— START OF DATA FOR PROCESSING —
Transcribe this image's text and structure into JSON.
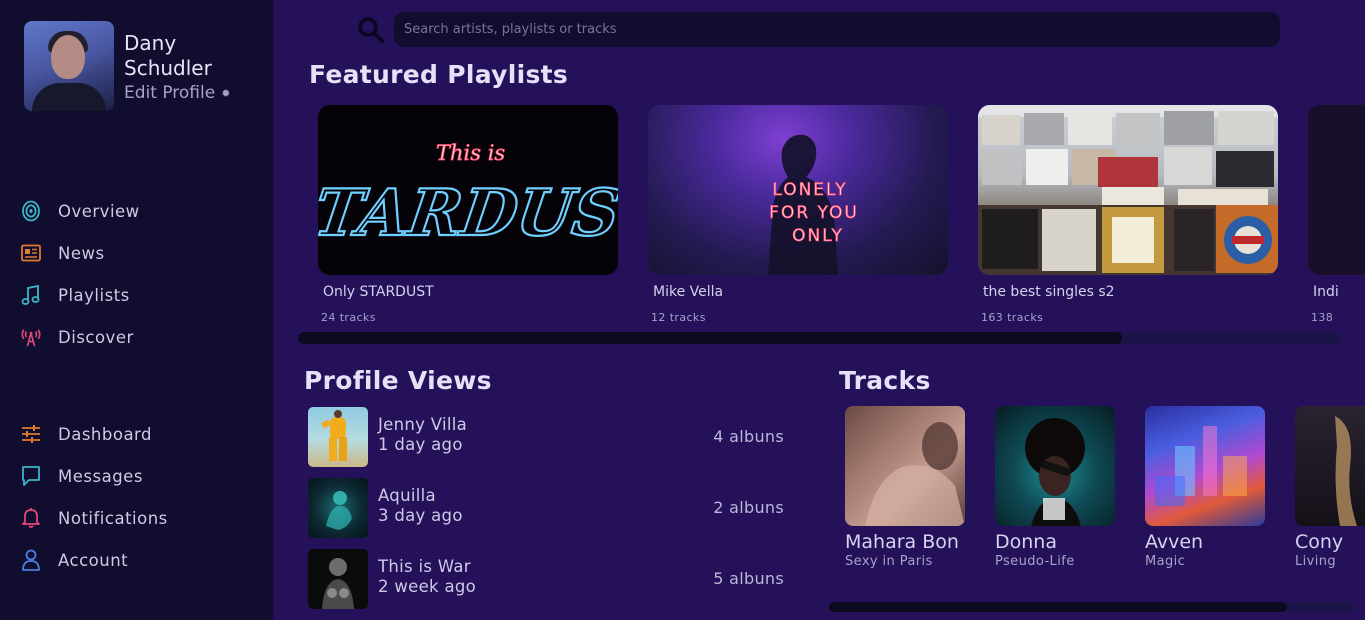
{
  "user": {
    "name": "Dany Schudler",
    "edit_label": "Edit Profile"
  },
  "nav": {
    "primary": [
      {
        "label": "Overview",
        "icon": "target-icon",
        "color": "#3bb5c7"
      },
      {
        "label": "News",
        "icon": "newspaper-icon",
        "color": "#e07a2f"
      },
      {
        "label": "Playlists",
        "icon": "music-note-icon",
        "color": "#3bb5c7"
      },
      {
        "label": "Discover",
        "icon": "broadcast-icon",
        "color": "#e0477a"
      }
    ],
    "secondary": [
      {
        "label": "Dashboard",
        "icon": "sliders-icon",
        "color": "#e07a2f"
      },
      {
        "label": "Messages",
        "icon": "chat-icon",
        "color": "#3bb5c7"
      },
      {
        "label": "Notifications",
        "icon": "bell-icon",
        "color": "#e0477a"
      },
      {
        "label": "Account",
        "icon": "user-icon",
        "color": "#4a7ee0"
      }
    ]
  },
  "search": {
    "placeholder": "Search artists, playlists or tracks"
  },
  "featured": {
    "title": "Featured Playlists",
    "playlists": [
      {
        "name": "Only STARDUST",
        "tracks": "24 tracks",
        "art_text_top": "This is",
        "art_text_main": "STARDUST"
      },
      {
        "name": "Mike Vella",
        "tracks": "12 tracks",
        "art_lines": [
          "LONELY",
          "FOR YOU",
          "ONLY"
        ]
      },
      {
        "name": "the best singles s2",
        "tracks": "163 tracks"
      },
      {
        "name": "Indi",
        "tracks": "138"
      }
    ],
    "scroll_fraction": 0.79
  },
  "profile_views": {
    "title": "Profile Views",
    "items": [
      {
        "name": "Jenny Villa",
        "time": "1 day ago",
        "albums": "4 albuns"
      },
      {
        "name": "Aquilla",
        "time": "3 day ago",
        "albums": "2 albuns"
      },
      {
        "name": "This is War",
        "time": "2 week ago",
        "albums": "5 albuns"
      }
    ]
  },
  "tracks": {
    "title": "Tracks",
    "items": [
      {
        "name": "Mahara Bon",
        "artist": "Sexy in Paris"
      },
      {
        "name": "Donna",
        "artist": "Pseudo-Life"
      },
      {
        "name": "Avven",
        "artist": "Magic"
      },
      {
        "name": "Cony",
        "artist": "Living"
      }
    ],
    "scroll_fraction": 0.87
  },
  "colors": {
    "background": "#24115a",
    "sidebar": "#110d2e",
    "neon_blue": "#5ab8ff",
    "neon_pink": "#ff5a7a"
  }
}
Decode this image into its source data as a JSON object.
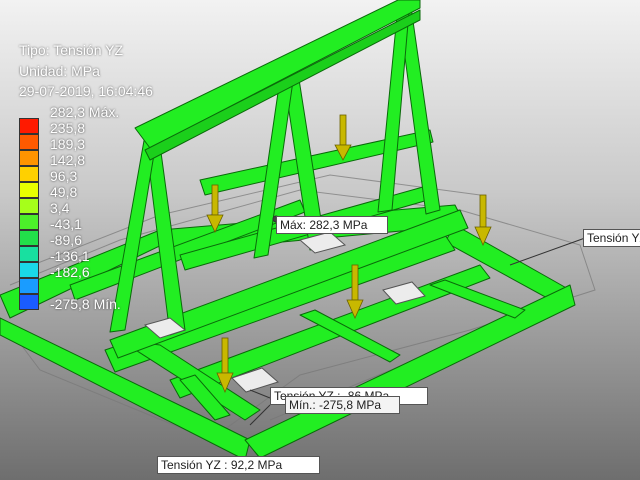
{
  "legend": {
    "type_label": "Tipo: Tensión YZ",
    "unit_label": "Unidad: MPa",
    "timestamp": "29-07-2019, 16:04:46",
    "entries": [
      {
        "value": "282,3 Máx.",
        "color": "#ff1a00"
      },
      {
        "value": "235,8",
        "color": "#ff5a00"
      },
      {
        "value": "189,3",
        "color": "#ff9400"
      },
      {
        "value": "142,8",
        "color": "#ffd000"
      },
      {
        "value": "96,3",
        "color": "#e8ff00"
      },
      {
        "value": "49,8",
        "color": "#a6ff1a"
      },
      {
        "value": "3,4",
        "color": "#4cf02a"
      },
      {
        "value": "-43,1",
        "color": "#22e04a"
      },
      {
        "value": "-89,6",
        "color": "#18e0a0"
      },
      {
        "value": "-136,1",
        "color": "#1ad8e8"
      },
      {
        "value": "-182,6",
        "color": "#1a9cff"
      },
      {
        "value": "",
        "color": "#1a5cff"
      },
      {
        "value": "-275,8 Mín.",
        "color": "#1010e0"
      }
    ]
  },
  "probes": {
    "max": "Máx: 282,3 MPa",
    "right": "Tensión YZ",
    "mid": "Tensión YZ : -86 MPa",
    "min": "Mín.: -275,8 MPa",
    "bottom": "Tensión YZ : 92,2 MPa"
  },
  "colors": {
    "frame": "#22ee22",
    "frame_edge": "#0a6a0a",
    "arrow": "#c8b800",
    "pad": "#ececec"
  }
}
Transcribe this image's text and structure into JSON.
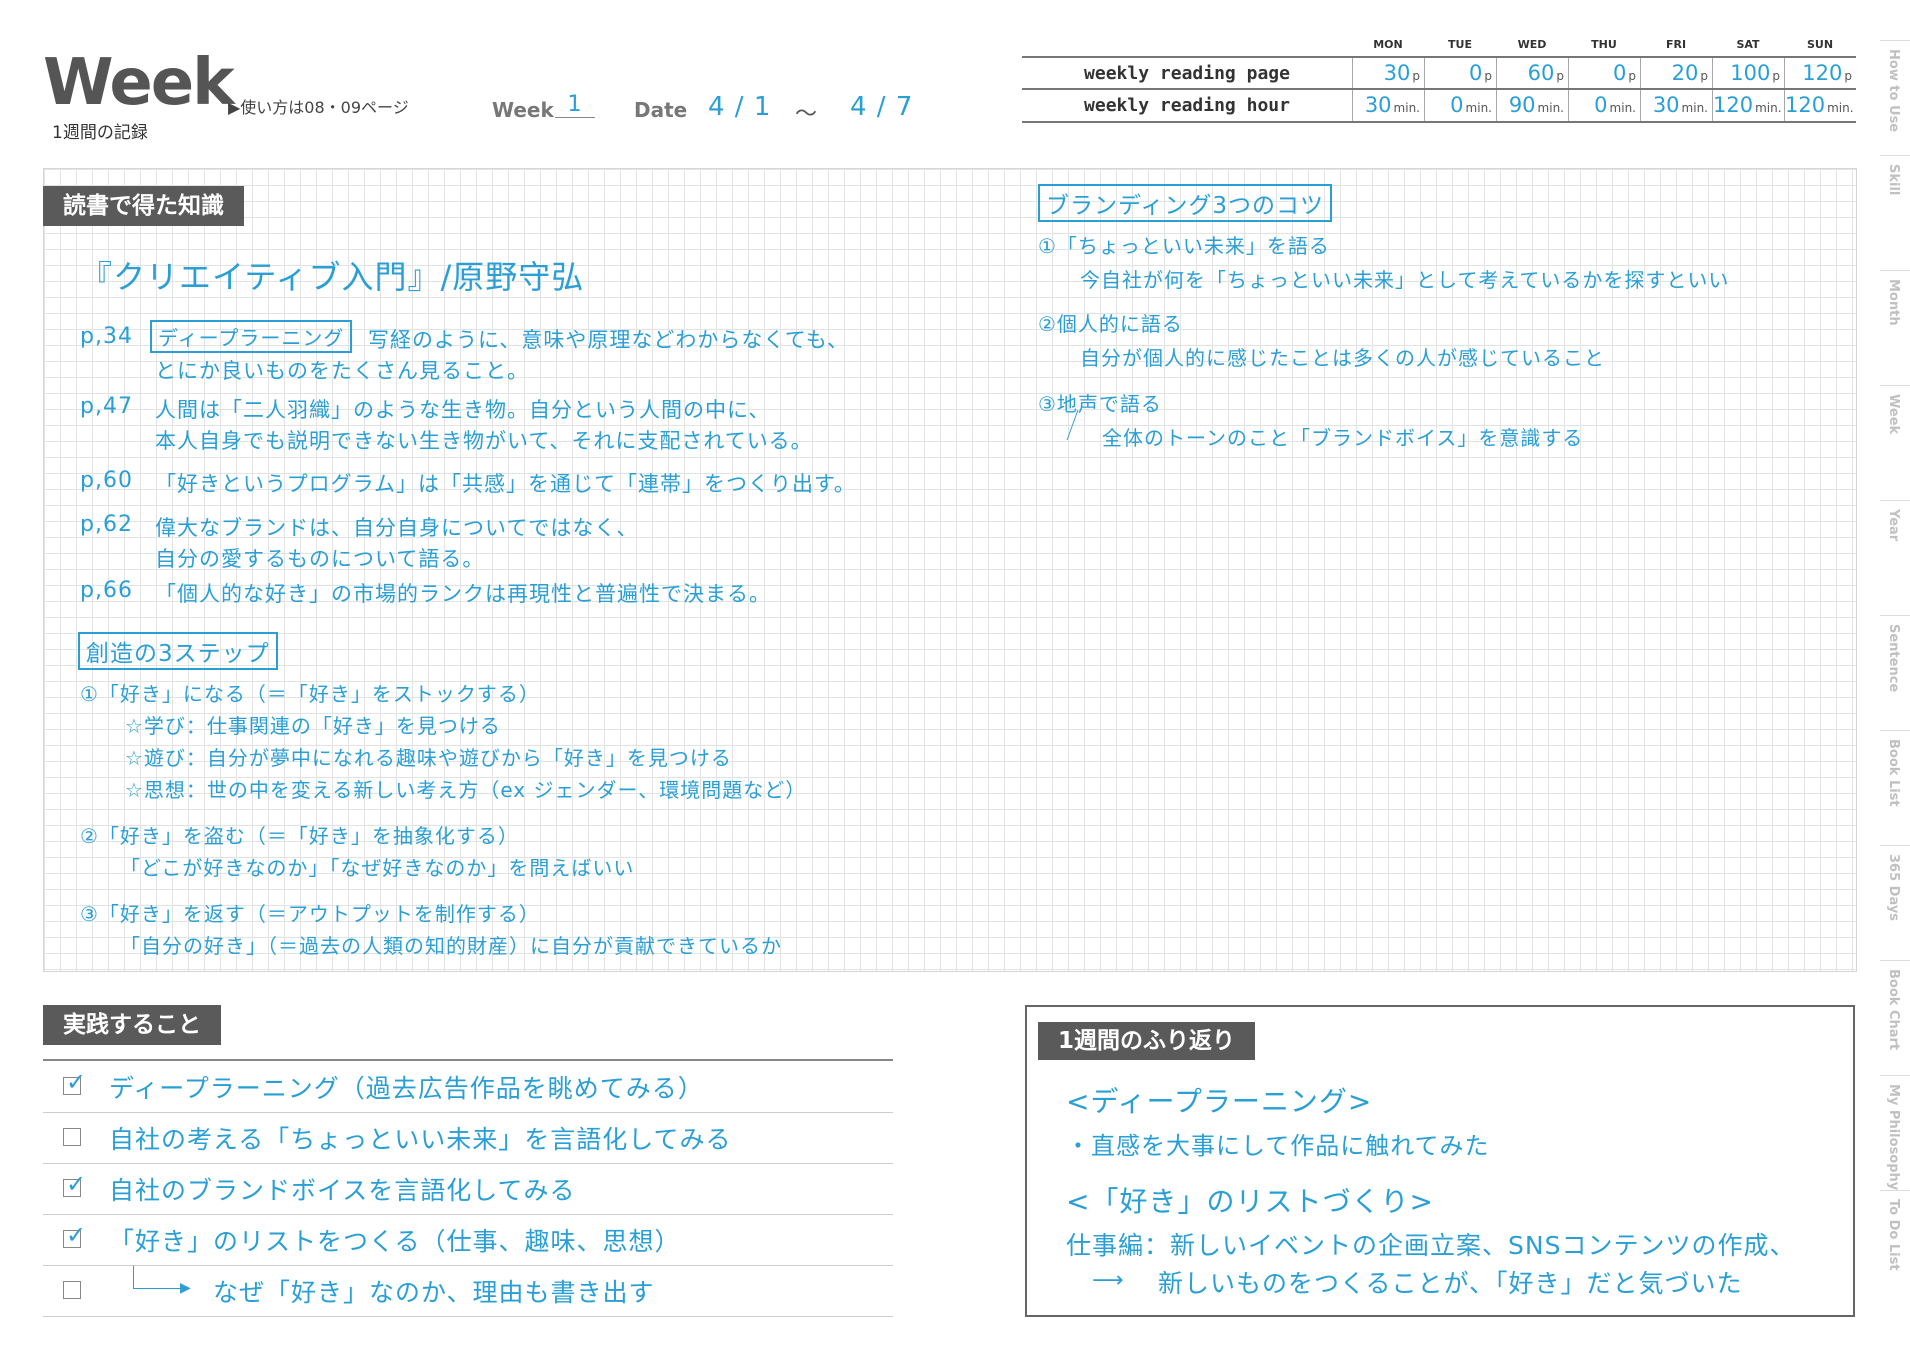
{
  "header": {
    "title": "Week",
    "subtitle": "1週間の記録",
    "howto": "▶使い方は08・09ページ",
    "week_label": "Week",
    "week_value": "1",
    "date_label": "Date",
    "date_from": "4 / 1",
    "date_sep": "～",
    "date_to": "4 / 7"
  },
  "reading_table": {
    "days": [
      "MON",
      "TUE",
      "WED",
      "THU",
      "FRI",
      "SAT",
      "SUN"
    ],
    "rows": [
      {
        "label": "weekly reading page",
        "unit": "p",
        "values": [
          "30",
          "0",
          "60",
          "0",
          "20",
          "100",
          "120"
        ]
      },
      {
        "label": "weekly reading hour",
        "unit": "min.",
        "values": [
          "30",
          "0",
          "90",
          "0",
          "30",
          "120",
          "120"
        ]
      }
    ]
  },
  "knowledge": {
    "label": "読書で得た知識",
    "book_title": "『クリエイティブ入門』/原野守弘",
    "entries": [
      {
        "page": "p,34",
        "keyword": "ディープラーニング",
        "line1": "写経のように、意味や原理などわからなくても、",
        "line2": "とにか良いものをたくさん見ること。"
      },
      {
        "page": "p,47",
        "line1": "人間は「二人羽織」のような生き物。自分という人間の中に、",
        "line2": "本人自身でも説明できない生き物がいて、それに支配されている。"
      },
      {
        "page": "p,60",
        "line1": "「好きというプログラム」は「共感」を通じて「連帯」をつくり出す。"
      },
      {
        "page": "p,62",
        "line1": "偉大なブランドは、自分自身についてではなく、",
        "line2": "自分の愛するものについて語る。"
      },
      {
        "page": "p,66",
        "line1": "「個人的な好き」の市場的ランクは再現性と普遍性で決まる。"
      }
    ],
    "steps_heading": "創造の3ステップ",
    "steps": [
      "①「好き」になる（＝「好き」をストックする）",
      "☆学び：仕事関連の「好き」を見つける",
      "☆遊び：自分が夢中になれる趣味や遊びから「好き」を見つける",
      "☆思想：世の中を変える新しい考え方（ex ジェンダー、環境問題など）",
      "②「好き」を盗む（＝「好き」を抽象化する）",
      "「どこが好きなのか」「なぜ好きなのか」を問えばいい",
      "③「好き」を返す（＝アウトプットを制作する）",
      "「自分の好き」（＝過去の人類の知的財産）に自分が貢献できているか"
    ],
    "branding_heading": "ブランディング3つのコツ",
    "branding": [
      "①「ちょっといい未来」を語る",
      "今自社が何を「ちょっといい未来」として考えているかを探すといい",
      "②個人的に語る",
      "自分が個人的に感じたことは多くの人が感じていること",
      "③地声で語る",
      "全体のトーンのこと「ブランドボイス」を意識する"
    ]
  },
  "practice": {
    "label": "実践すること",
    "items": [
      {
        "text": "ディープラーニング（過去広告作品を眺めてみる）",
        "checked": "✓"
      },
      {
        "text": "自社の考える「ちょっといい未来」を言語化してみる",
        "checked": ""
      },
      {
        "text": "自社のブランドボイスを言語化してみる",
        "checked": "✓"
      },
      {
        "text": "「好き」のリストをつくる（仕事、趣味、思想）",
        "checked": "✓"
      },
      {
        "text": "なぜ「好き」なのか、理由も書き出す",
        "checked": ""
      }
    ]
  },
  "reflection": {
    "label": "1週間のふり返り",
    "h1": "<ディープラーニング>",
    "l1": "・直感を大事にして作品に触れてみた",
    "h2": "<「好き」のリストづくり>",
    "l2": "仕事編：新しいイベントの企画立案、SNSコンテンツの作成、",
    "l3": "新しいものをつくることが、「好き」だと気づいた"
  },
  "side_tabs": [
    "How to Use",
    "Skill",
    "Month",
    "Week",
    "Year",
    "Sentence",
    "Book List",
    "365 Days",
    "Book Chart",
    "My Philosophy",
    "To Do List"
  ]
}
— END OF DATA FOR PROCESSING —
- EXERCISE -
Keep the pictures out of the copy and write out the data exactly as it stands.

- RESPONSE BELOW -
Transcribe this image's text and structure into JSON.
{
  "user": {
    "name": "Dany Schudler",
    "edit_label": "Edit Profile"
  },
  "nav": {
    "primary": [
      {
        "label": "Overview",
        "icon": "target-icon",
        "color": "#3bb5c7"
      },
      {
        "label": "News",
        "icon": "newspaper-icon",
        "color": "#e07a2f"
      },
      {
        "label": "Playlists",
        "icon": "music-note-icon",
        "color": "#3bb5c7"
      },
      {
        "label": "Discover",
        "icon": "broadcast-icon",
        "color": "#e0477a"
      }
    ],
    "secondary": [
      {
        "label": "Dashboard",
        "icon": "sliders-icon",
        "color": "#e07a2f"
      },
      {
        "label": "Messages",
        "icon": "chat-icon",
        "color": "#3bb5c7"
      },
      {
        "label": "Notifications",
        "icon": "bell-icon",
        "color": "#e0477a"
      },
      {
        "label": "Account",
        "icon": "user-icon",
        "color": "#4a7ee0"
      }
    ]
  },
  "search": {
    "placeholder": "Search artists, playlists or tracks"
  },
  "featured": {
    "title": "Featured Playlists",
    "playlists": [
      {
        "name": "Only STARDUST",
        "tracks": "24 tracks",
        "art_text_top": "This is",
        "art_text_main": "STARDUST"
      },
      {
        "name": "Mike Vella",
        "tracks": "12 tracks",
        "art_lines": [
          "LONELY",
          "FOR YOU",
          "ONLY"
        ]
      },
      {
        "name": "the best singles s2",
        "tracks": "163 tracks"
      },
      {
        "name": "Indi",
        "tracks": "138"
      }
    ],
    "scroll_fraction": 0.79
  },
  "profile_views": {
    "title": "Profile Views",
    "items": [
      {
        "name": "Jenny Villa",
        "time": "1 day ago",
        "albums": "4 albuns"
      },
      {
        "name": "Aquilla",
        "time": "3 day ago",
        "albums": "2 albuns"
      },
      {
        "name": "This is War",
        "time": "2 week ago",
        "albums": "5 albuns"
      }
    ]
  },
  "tracks": {
    "title": "Tracks",
    "items": [
      {
        "name": "Mahara Bon",
        "artist": "Sexy in Paris"
      },
      {
        "name": "Donna",
        "artist": "Pseudo-Life"
      },
      {
        "name": "Avven",
        "artist": "Magic"
      },
      {
        "name": "Cony",
        "artist": "Living"
      }
    ],
    "scroll_fraction": 0.87
  },
  "colors": {
    "background": "#24115a",
    "sidebar": "#110d2e",
    "neon_blue": "#5ab8ff",
    "neon_pink": "#ff5a7a"
  }
}
Decode this image into its source data as a JSON object.
{
  "legend": {
    "type_label": "Tipo: Tensión YZ",
    "unit_label": "Unidad: MPa",
    "timestamp": "29-07-2019, 16:04:46",
    "entries": [
      {
        "value": "282,3 Máx.",
        "color": "#ff1a00"
      },
      {
        "value": "235,8",
        "color": "#ff5a00"
      },
      {
        "value": "189,3",
        "color": "#ff9400"
      },
      {
        "value": "142,8",
        "color": "#ffd000"
      },
      {
        "value": "96,3",
        "color": "#e8ff00"
      },
      {
        "value": "49,8",
        "color": "#a6ff1a"
      },
      {
        "value": "3,4",
        "color": "#4cf02a"
      },
      {
        "value": "-43,1",
        "color": "#22e04a"
      },
      {
        "value": "-89,6",
        "color": "#18e0a0"
      },
      {
        "value": "-136,1",
        "color": "#1ad8e8"
      },
      {
        "value": "-182,6",
        "color": "#1a9cff"
      },
      {
        "value": "",
        "color": "#1a5cff"
      },
      {
        "value": "-275,8 Mín.",
        "color": "#1010e0"
      }
    ]
  },
  "probes": {
    "max": "Máx: 282,3 MPa",
    "right": "Tensión YZ",
    "mid": "Tensión YZ : -86 MPa",
    "min": "Mín.: -275,8 MPa",
    "bottom": "Tensión YZ : 92,2 MPa"
  },
  "colors": {
    "frame": "#22ee22",
    "frame_edge": "#0a6a0a",
    "arrow": "#c8b800",
    "pad": "#ececec"
  }
}
Transcribe this image's text and structure into JSON.
{
  "header": {
    "title": "Week",
    "subtitle": "1週間の記録",
    "howto": "▶使い方は08・09ページ",
    "week_label": "Week",
    "week_value": "1",
    "date_label": "Date",
    "date_from": "4 / 1",
    "date_sep": "～",
    "date_to": "4 / 7"
  },
  "reading_table": {
    "days": [
      "MON",
      "TUE",
      "WED",
      "THU",
      "FRI",
      "SAT",
      "SUN"
    ],
    "rows": [
      {
        "label": "weekly reading page",
        "unit": "p",
        "values": [
          "30",
          "0",
          "60",
          "0",
          "20",
          "100",
          "120"
        ]
      },
      {
        "label": "weekly reading hour",
        "unit": "min.",
        "values": [
          "30",
          "0",
          "90",
          "0",
          "30",
          "120",
          "120"
        ]
      }
    ]
  },
  "knowledge": {
    "label": "読書で得た知識",
    "book_title": "『クリエイティブ入門』/原野守弘",
    "entries": [
      {
        "page": "p,34",
        "keyword": "ディープラーニング",
        "line1": "写経のように、意味や原理などわからなくても、",
        "line2": "とにか良いものをたくさん見ること。"
      },
      {
        "page": "p,47",
        "line1": "人間は「二人羽織」のような生き物。自分という人間の中に、",
        "line2": "本人自身でも説明できない生き物がいて、それに支配されている。"
      },
      {
        "page": "p,60",
        "line1": "「好きというプログラム」は「共感」を通じて「連帯」をつくり出す。"
      },
      {
        "page": "p,62",
        "line1": "偉大なブランドは、自分自身についてではなく、",
        "line2": "自分の愛するものについて語る。"
      },
      {
        "page": "p,66",
        "line1": "「個人的な好き」の市場的ランクは再現性と普遍性で決まる。"
      }
    ],
    "steps_heading": "創造の3ステップ",
    "steps": [
      "①「好き」になる（＝「好き」をストックする）",
      "☆学び：仕事関連の「好き」を見つける",
      "☆遊び：自分が夢中になれる趣味や遊びから「好き」を見つける",
      "☆思想：世の中を変える新しい考え方（ex ジェンダー、環境問題など）",
      "②「好き」を盗む（＝「好き」を抽象化する）",
      "「どこが好きなのか」「なぜ好きなのか」を問えばいい",
      "③「好き」を返す（＝アウトプットを制作する）",
      "「自分の好き」（＝過去の人類の知的財産）に自分が貢献できているか"
    ],
    "branding_heading": "ブランディング3つのコツ",
    "branding": [
      "①「ちょっといい未来」を語る",
      "今自社が何を「ちょっといい未来」として考えているかを探すといい",
      "②個人的に語る",
      "自分が個人的に感じたことは多くの人が感じていること",
      "③地声で語る",
      "全体のトーンのこと「ブランドボイス」を意識する"
    ]
  },
  "practice": {
    "label": "実践すること",
    "items": [
      {
        "text": "ディープラーニング（過去広告作品を眺めてみる）",
        "checked": "✓"
      },
      {
        "text": "自社の考える「ちょっといい未来」を言語化してみる",
        "checked": ""
      },
      {
        "text": "自社のブランドボイスを言語化してみる",
        "checked": "✓"
      },
      {
        "text": "「好き」のリストをつくる（仕事、趣味、思想）",
        "checked": "✓"
      },
      {
        "text": "なぜ「好き」なのか、理由も書き出す",
        "checked": ""
      }
    ]
  },
  "reflection": {
    "label": "1週間のふり返り",
    "h1": "<ディープラーニング>",
    "l1": "・直感を大事にして作品に触れてみた",
    "h2": "<「好き」のリストづくり>",
    "l2": "仕事編：新しいイベントの企画立案、SNSコンテンツの作成、",
    "l3": "新しいものをつくることが、「好き」だと気づいた"
  },
  "side_tabs": [
    "How to Use",
    "Skill",
    "Month",
    "Week",
    "Year",
    "Sentence",
    "Book List",
    "365 Days",
    "Book Chart",
    "My Philosophy",
    "To Do List"
  ]
}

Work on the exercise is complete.